### Records for this exercise
(begin)
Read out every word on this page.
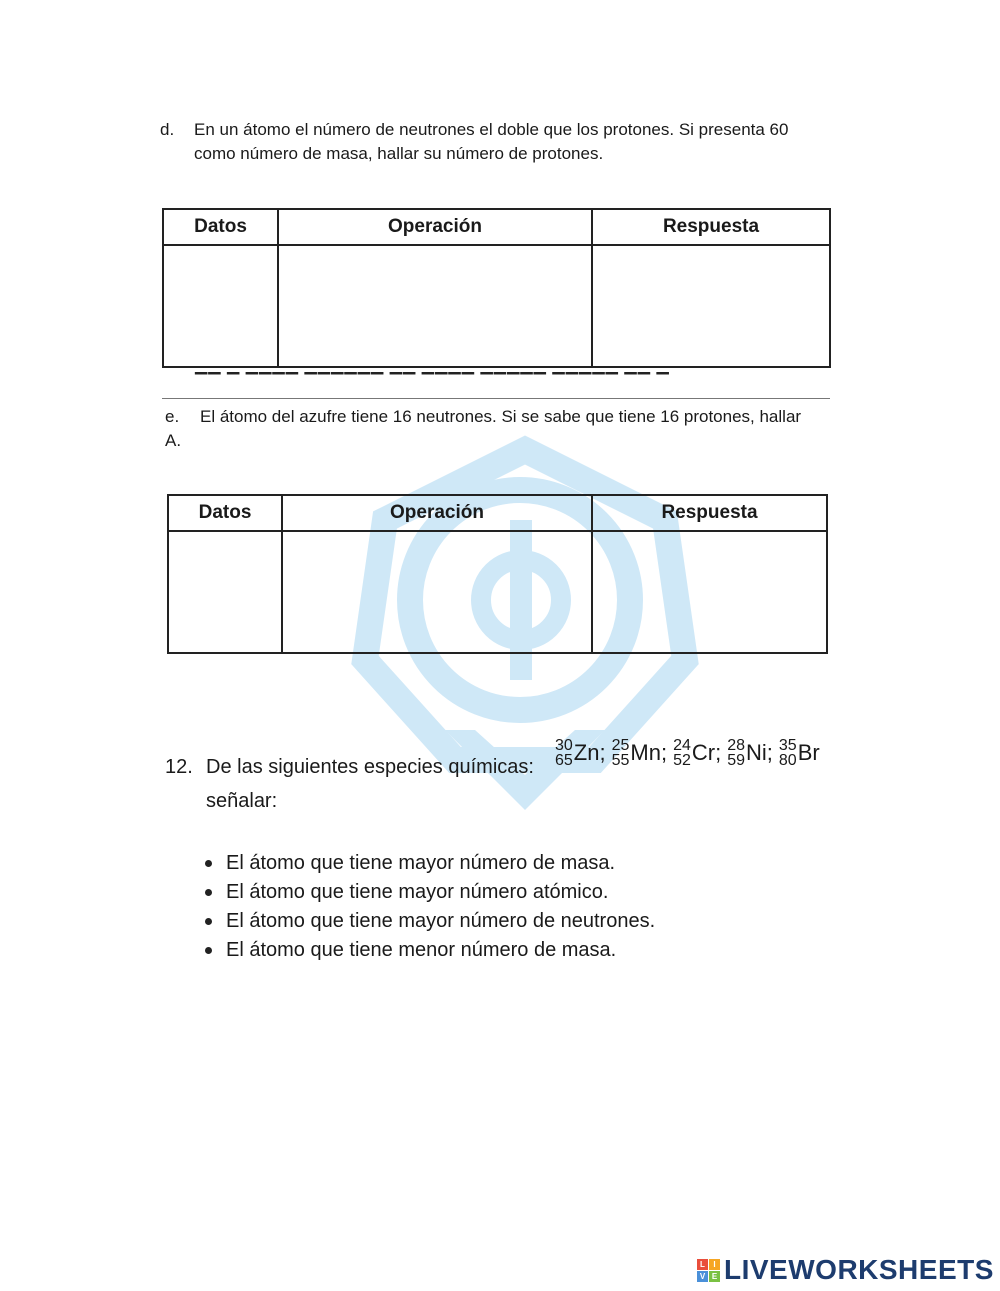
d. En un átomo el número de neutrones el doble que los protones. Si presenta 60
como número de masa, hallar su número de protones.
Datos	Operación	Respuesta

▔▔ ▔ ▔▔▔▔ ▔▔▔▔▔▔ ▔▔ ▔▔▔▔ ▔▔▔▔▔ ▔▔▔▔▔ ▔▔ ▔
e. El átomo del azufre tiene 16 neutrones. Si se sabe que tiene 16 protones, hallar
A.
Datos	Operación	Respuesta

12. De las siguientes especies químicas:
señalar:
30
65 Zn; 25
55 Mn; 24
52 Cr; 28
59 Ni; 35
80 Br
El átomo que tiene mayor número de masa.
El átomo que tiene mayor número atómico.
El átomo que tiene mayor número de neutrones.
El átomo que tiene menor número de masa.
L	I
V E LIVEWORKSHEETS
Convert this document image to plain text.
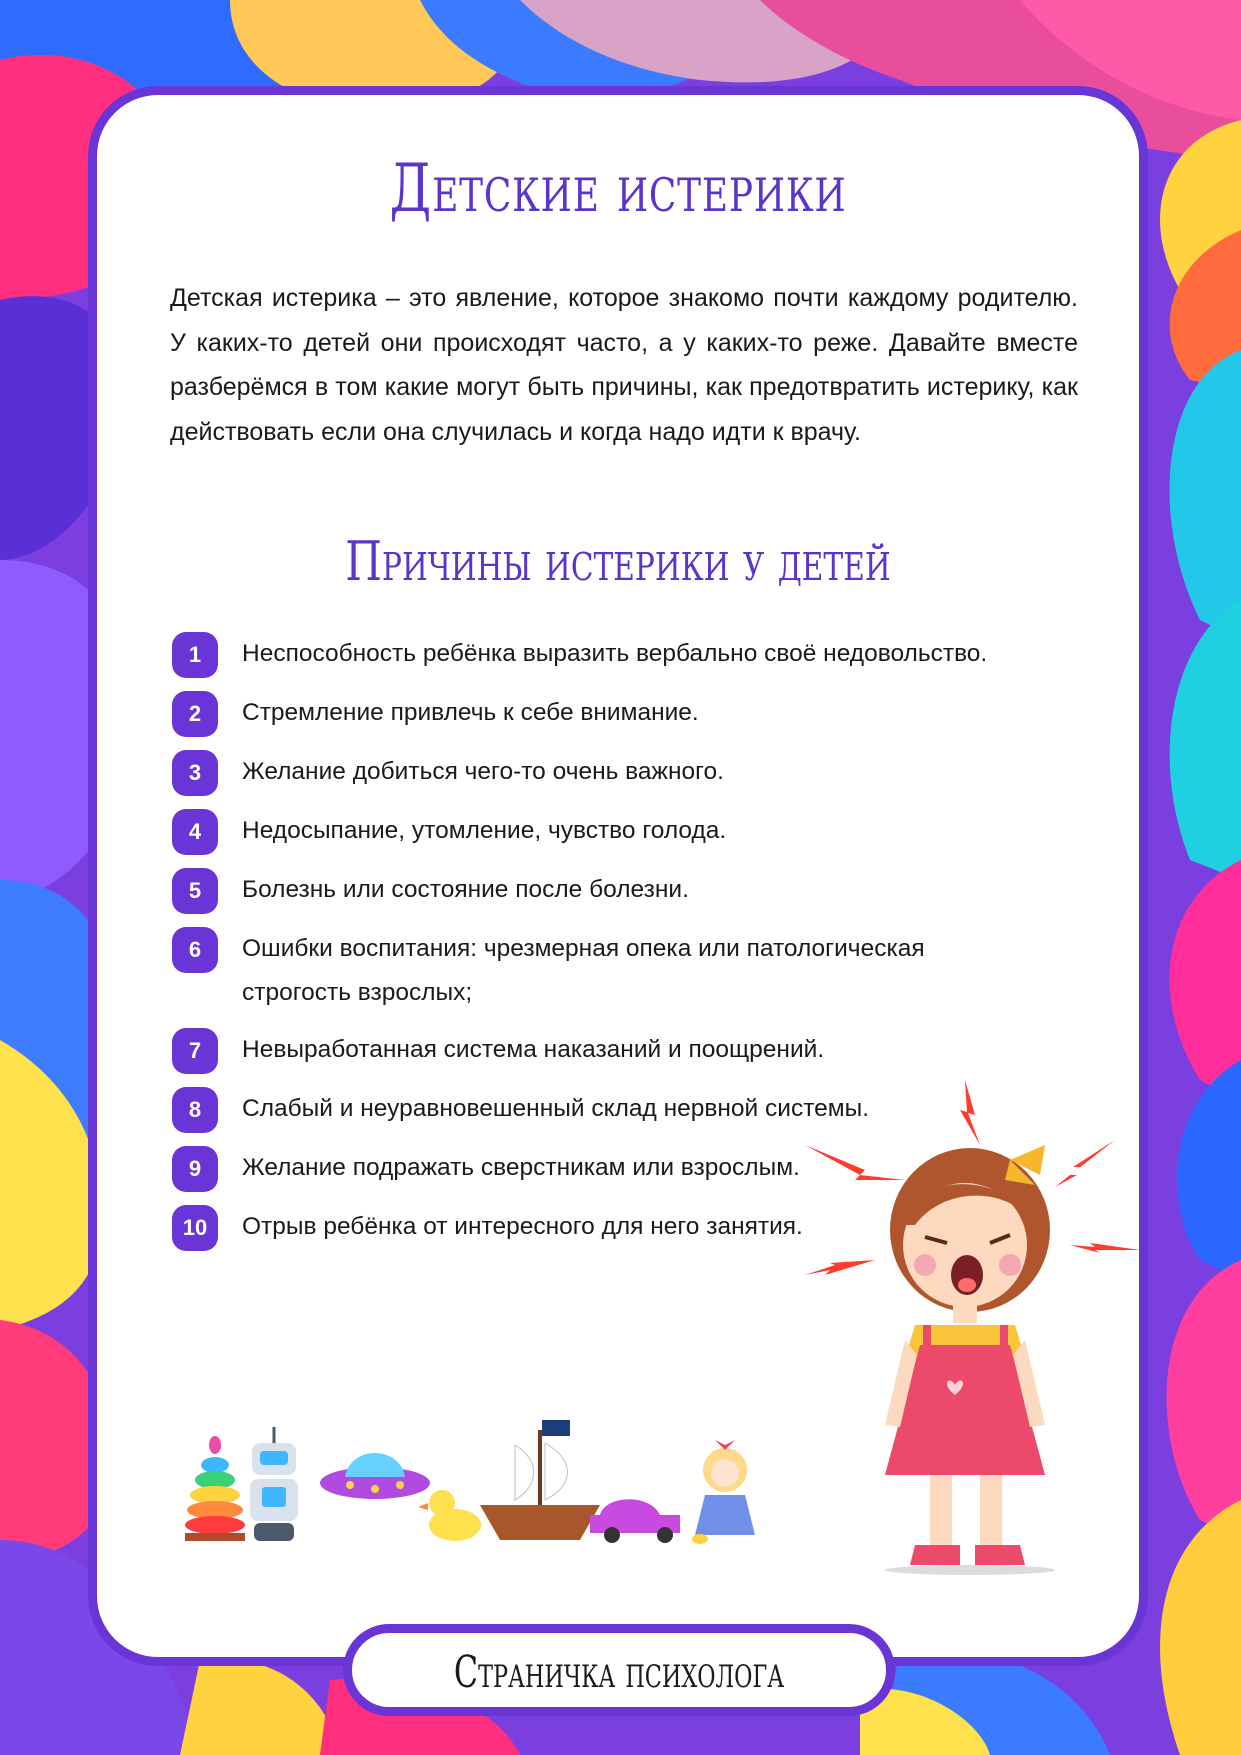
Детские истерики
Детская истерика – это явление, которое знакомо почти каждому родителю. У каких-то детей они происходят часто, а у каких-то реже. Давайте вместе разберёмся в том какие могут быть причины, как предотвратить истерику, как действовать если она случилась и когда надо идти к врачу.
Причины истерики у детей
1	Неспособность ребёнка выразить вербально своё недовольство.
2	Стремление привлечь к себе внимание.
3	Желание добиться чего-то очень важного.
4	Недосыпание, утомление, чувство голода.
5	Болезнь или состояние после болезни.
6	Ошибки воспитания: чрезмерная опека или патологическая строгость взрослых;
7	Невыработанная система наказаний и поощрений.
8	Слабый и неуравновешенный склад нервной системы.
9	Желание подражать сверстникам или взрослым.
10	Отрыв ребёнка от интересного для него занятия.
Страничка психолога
(end)
(begin)
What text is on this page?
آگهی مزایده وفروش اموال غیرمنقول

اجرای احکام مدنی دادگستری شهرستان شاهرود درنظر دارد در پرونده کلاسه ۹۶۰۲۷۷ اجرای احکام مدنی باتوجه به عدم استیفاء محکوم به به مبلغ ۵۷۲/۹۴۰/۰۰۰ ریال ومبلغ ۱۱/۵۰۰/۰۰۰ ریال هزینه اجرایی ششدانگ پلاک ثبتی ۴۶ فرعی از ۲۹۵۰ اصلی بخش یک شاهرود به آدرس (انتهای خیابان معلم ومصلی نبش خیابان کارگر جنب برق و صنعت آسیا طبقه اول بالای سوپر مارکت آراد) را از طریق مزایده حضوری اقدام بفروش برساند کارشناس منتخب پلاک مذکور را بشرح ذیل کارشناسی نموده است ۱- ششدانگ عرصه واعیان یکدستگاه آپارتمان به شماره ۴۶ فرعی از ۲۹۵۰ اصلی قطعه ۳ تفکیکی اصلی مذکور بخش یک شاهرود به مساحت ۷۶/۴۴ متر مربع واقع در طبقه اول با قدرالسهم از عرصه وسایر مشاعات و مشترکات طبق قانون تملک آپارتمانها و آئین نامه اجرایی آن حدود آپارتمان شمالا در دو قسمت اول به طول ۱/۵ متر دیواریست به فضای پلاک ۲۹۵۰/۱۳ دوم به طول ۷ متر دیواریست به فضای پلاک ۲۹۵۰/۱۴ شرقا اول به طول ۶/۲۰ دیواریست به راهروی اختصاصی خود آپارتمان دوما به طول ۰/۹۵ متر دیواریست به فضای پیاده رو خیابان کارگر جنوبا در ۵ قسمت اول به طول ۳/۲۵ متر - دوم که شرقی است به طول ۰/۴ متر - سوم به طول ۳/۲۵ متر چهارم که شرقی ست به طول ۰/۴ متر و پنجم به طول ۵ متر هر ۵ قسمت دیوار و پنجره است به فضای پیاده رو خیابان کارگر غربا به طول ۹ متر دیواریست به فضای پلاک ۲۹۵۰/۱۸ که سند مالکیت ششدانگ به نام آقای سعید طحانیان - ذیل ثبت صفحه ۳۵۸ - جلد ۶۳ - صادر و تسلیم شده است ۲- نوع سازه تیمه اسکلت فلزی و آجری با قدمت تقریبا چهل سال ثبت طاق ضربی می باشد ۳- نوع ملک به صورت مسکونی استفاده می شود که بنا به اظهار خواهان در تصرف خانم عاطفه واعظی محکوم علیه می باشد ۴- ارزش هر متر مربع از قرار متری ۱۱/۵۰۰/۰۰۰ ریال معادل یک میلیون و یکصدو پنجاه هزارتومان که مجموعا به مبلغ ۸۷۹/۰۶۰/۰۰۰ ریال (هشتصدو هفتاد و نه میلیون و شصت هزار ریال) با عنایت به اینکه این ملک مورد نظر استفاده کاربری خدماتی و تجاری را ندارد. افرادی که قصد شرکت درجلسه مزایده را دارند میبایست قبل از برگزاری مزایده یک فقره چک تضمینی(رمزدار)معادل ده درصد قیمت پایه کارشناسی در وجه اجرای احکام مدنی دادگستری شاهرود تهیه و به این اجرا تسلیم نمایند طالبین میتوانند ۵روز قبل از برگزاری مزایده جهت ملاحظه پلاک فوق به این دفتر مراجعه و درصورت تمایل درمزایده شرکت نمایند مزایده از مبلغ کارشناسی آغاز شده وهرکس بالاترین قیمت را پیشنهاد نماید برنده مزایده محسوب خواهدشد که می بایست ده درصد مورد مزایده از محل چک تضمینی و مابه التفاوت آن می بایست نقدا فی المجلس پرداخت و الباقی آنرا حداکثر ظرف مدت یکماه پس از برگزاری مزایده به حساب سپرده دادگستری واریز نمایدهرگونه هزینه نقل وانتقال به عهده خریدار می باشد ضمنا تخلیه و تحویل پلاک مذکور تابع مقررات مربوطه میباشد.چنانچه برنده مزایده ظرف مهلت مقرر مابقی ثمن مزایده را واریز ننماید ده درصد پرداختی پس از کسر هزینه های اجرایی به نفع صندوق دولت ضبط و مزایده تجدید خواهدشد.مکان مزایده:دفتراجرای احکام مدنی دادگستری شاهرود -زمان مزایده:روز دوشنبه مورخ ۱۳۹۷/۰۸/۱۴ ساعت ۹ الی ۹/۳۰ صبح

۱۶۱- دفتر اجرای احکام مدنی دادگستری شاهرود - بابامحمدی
(end)
### Task statement
State the number of lines holding the word "ребёнка" in the listing. Add nothing else.

### Full solution
2